Charles Maurer est de sensibilité conservatrice et collabore au magazine luthérien orthodoxe teinté de néo-luthéranisme Der Friedensbote (« Messager de la paix »). Il s'intéresse énormément aux missions et devient délégué de la mission intérieure et de la Hermannsburger Mission (de) ; il participe à la conférence missionnaire internationale d’Édimbourg en 1910. Néanmoins, il refuse un poste important en Afrique pour pouvoir rester en paroisse en Alsace[2]. En 1915, il est nommé à Gerstheim, une paroisse divisée depuis 40 ans entre une majorité libérale et une minorité conservatrice, dans la ligne de l'orthodoxie luthérienne. Le conseil presbytéral est d'abord opposé à la nomination mais celle-ci est maintenue et permet finalement de réunifier la paroisse.
Pendant la Grande Guerre, il exprime son soutien à l’Allemagne dans l’hebdomadaire luthérien orthodoxe Friedensbote (« Messager de la paix »), dont il est le rédacteur en chef. Après l’armistice de 1918, la commission directoriale prononce sa mutation disciplinaire de Gerstheim à Schwindratzheim, « en raison de ses sentiments francophobes ».
Désormais, il se comporte en Alsacien qui souhaite une autonomie de l’Alsace-Moselle à l’intérieur de l’État français. Jusqu’en 1940, il œuvre en faveur du maintien de l’allemand dans l’enseignement, alors que celui-ci était entièrement en français, sauf pour les cours de religion. S’il s’engage pour le particularisme de son pays natal (Heimat), c’est surtout comme pasteur luthérien orthodoxe, les deux choses étant pour lui intimement liées.
Dans la première moitié des années 1920, Maurer s’investit beaucoup dans la rédaction du Friedensbote et du calendrier quotidien (Lesekalender), où il s’exprime sur des sujets d’actualité. Lors de la campagne électorale de 1924, il milite pour l’éducation chrétienne des élèves et rejette l’école laïque de manière très ferme, face à Édouard Herriot qui voulait appliquer à l’Alsace les lois laïques de séparation des Églises et de l’État de 1905. Herriot échoue, car il est renversé par la Chambre des députés à Paris et la laïcité n’est pas introduite en Alsace, où la législation religieuse de Napoléon Ier est toujours en vigueur (Concordat pour les catholiques de 1801, Articles Organiques pour les luthériens et les réformés de 1802 et statut pour les juifs de 1808).

▶ **Problème court A**
Reproduisez à l'identique les lignes des enregistrements, depuis la toute première jusqu'à celle qui contient « - consigna-item-1: 1.- Describir », incluse.
L'extrait et les enregistrements n'ont aucun rapport entre eux.

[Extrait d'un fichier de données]

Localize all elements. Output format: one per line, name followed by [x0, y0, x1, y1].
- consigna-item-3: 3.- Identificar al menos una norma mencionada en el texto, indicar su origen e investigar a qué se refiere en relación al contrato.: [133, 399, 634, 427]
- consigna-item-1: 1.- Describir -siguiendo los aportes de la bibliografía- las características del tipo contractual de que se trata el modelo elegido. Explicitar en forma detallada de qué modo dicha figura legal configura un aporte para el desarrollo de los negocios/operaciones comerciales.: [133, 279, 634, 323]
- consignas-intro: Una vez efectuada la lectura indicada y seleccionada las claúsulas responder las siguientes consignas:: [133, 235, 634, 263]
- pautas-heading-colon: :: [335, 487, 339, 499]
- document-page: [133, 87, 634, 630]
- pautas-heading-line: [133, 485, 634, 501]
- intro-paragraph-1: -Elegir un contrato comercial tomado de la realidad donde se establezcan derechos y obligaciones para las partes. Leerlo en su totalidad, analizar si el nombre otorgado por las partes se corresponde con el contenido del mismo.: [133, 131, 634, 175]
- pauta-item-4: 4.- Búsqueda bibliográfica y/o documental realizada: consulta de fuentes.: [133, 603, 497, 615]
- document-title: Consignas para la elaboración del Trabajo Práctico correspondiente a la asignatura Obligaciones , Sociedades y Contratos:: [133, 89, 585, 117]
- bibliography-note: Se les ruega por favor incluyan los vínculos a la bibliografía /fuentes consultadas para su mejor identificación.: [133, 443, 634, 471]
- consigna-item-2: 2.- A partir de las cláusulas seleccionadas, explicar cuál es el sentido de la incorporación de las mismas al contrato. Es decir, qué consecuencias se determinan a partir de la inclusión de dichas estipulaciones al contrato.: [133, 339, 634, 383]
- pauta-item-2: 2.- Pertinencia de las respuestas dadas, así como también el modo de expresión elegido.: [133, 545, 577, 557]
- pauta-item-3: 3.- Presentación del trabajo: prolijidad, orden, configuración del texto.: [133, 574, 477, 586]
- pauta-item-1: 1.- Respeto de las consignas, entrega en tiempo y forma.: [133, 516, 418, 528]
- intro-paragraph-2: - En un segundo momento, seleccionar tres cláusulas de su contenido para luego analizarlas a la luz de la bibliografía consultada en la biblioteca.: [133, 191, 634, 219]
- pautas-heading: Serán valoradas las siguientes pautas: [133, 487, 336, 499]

▶ **Problème court B**
Renvoyez, s'il vous plaît, le passage de l'extrait sur Charles Maurer qui va de « Dans la première » jusqu'à « juifs de 1808). » inclus, sans y changer un mot.

▶ **Réponse attendue A**
Localize all elements. Output format: one per line, name followed by [x0, y0, x1, y1].
- consigna-item-3: 3.- Identificar al menos una norma mencionada en el texto, indicar su origen e investigar a qué se refiere en relación al contrato.: [133, 399, 634, 427]
- consigna-item-1: 1.- Describir -siguiendo los aportes de la bibliografía- las características del tipo contractual de que se trata el modelo elegido. Explicitar en forma detallada de qué modo dicha figura legal configura un aporte para el desarrollo de los negocios/operaciones comerciales.: [133, 279, 634, 323]

▶ **Réponse attendue B**
Dans la première moitié des années 1920, Maurer s’investit beaucoup dans la rédaction du Friedensbote et du calendrier quotidien (Lesekalender), où il s’exprime sur des sujets d’actualité. Lors de la campagne électorale de 1924, il milite pour l’éducation chrétienne des élèves et rejette l’école laïque de manière très ferme, face à Édouard Herriot qui voulait appliquer à l’Alsace les lois laïques de séparation des Églises et de l’État de 1905. Herriot échoue, car il est renversé par la Chambre des députés à Paris et la laïcité n’est pas introduite en Alsace, où la législation religieuse de Napoléon Ier est toujours en vigueur (Concordat pour les catholiques de 1801, Articles Organiques pour les luthériens et les réformés de 1802 et statut pour les juifs de 1808).